→ Exercício proposto 1
Segundo o texto sobre o documentário de Janis, quantos anos de trabalho o filme tomou da diretora Amy Berg?

→ Bloco de texto
Janis: little girl blue

A trajetória da pequena texana, feliz e solitária, que mudou de vez a história do rock.

Por Luiz Joaquim | 03.08.2016 (quarta-feira)

Ela morreu em 1970, aos 27 anos, por uma overdose de heroína. No pouco tempo de vida, tornou-se a primeira grande referência feminina na história do rock’n’roll. E assim será lembrada para todo o sempre.

A pergunta é: por que demorou tanto tempo para termos um documentário sobre a Rainha do Rock? Talvez a resposta esteja no fato de que eram muitos os arquivos visuais e as histórias em torno de Janis. E reuni-las a ponto de verdadeiramente instigar o espectador pelo espírito livre e pelo talento musical da artista era algo a ser desenvolvido com calma, como foi este Janis, little girl blue (EUA, 2015), filme que tomou sete anos da vida da diretora Amy Berg – e amanhã (04/08) finalmente em cartaz no Recife (no Cinema do Museu).

→ Material fornecido

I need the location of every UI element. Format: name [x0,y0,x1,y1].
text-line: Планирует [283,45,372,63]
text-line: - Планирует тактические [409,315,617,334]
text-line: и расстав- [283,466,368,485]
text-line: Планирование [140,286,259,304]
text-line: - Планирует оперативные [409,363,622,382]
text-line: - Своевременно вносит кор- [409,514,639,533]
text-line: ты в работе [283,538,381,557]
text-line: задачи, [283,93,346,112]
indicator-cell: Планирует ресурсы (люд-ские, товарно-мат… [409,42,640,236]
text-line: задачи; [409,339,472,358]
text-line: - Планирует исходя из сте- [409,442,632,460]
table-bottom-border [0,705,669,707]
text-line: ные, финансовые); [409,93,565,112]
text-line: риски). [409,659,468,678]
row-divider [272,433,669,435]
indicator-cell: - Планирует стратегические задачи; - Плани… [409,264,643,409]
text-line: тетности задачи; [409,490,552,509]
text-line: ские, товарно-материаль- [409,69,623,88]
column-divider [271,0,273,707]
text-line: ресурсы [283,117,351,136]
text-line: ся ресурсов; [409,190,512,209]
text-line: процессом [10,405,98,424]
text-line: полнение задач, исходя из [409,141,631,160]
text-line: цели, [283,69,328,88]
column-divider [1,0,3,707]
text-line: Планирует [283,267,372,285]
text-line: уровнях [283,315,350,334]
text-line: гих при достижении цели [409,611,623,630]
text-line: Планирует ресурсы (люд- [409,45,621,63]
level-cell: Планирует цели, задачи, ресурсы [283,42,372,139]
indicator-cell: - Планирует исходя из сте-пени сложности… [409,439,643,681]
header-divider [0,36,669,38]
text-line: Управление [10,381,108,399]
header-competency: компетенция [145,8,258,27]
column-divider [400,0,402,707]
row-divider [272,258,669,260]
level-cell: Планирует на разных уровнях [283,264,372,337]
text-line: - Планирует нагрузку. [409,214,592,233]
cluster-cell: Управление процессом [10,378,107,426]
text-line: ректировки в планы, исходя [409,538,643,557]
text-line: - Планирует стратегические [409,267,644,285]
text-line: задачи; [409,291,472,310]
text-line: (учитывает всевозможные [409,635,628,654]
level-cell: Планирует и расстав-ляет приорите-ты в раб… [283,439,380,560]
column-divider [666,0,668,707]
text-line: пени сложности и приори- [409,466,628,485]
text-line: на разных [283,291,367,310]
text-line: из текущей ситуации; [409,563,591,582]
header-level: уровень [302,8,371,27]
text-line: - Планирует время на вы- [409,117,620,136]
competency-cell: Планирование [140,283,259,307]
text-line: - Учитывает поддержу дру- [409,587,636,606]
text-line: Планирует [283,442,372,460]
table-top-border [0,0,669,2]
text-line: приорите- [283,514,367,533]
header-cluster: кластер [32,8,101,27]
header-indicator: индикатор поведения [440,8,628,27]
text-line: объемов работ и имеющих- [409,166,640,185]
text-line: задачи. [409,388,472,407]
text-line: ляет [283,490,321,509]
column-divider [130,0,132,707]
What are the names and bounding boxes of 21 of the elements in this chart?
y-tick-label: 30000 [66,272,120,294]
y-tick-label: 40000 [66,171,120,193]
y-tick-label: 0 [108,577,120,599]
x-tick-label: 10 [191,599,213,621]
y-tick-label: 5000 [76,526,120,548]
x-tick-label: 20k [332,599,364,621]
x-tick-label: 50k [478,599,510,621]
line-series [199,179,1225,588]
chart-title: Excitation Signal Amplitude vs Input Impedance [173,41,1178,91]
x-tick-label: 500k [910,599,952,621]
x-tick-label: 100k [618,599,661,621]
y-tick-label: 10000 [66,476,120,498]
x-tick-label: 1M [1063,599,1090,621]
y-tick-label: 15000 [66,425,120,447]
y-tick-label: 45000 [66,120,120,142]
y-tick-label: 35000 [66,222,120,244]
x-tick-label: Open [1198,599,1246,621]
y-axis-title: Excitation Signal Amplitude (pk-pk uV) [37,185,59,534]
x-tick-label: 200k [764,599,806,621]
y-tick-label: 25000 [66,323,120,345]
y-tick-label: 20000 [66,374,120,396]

→ Exercício proposto 2
Reproduza sem alterações o trecho dos registros que vai do início deles até a linha que contém "table-bottom-border [0,705,669,707]", incluindo as duas extremidades.

→ Resposta 1
Sete anos.

→ Resposta 2
I need the location of every UI element. Format: name [x0,y0,x1,y1].
text-line: Планирует [283,45,372,63]
text-line: - Планирует тактические [409,315,617,334]
text-line: и расстав- [283,466,368,485]
text-line: Планирование [140,286,259,304]
text-line: - Планирует оперативные [409,363,622,382]
text-line: - Своевременно вносит кор- [409,514,639,533]
text-line: ты в работе [283,538,381,557]
text-line: задачи, [283,93,346,112]
indicator-cell: Планирует ресурсы (люд-ские, товарно-мат… [409,42,640,236]
text-line: задачи; [409,339,472,358]
text-line: - Планирует исходя из сте- [409,442,632,460]
table-bottom-border [0,705,669,707]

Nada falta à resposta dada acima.